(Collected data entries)
:::::
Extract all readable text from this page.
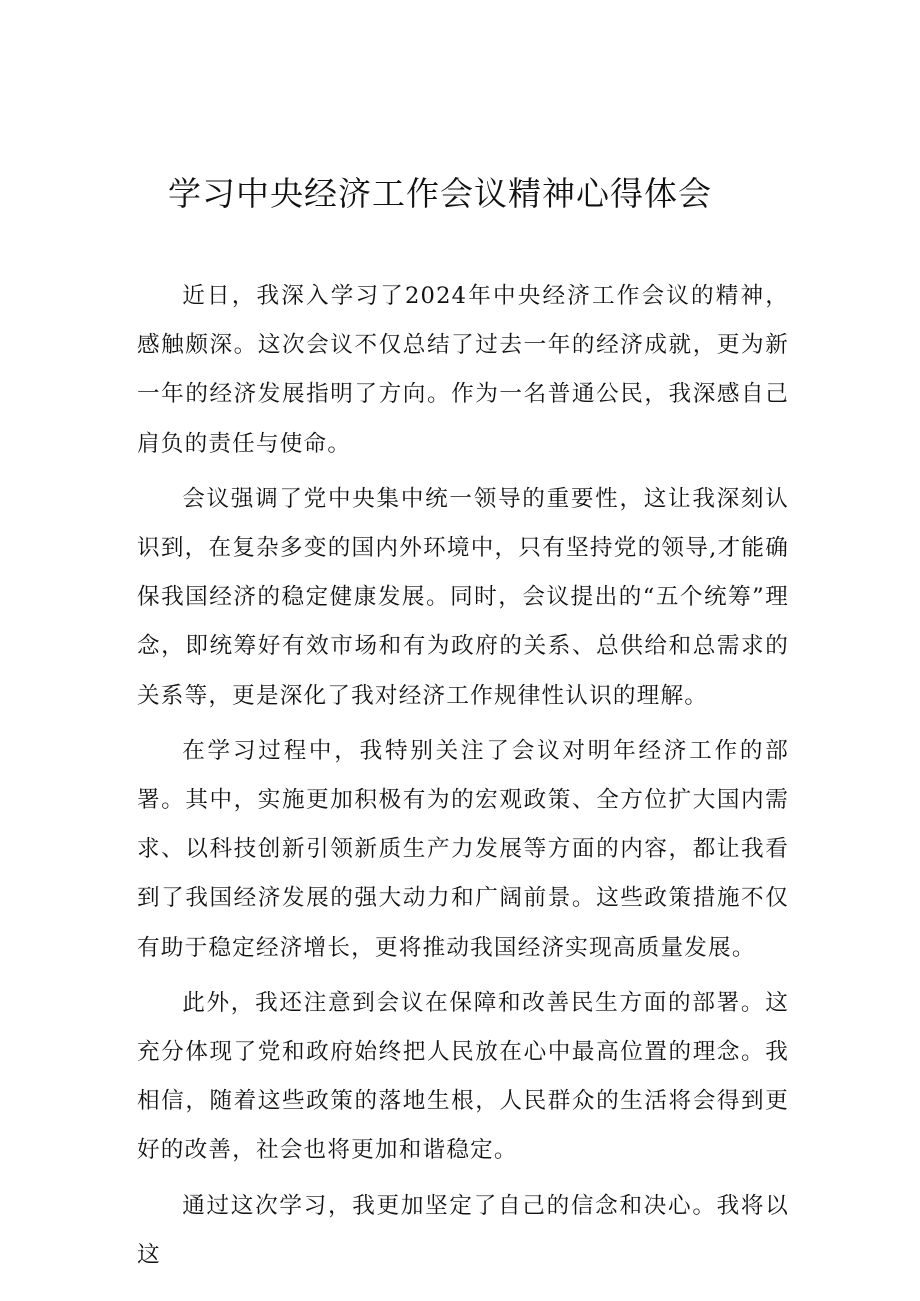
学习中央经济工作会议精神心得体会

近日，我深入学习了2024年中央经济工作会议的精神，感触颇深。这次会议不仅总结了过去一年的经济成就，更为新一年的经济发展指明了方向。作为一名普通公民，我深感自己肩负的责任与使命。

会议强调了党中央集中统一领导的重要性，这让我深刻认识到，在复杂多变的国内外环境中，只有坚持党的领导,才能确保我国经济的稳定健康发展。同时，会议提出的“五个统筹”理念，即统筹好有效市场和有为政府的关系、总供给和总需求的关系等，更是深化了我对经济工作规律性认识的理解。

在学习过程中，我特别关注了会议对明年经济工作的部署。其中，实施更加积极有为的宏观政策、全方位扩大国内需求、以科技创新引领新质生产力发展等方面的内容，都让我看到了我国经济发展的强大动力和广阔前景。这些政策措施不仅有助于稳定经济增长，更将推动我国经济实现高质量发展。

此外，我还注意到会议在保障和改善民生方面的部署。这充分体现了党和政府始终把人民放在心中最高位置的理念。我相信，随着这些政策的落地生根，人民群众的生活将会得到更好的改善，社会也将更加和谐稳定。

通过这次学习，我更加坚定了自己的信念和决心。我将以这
:::::
● Set task: The records shown above are to be repeated exactly, with the pictures left out.

● Result of the task:
Extract all readable text from this page.
学习中央经济工作会议精神心得体会

近日，我深入学习了2024年中央经济工作会议的精神，感触颇深。这次会议不仅总结了过去一年的经济成就，更为新一年的经济发展指明了方向。作为一名普通公民，我深感自己肩负的责任与使命。

会议强调了党中央集中统一领导的重要性，这让我深刻认识到，在复杂多变的国内外环境中，只有坚持党的领导,才能确保我国经济的稳定健康发展。同时，会议提出的“五个统筹”理念，即统筹好有效市场和有为政府的关系、总供给和总需求的关系等，更是深化了我对经济工作规律性认识的理解。

在学习过程中，我特别关注了会议对明年经济工作的部署。其中，实施更加积极有为的宏观政策、全方位扩大国内需求、以科技创新引领新质生产力发展等方面的内容，都让我看到了我国经济发展的强大动力和广阔前景。这些政策措施不仅有助于稳定经济增长，更将推动我国经济实现高质量发展。

此外，我还注意到会议在保障和改善民生方面的部署。这充分体现了党和政府始终把人民放在心中最高位置的理念。我相信，随着这些政策的落地生根，人民群众的生活将会得到更好的改善，社会也将更加和谐稳定。

通过这次学习，我更加坚定了自己的信念和决心。我将以这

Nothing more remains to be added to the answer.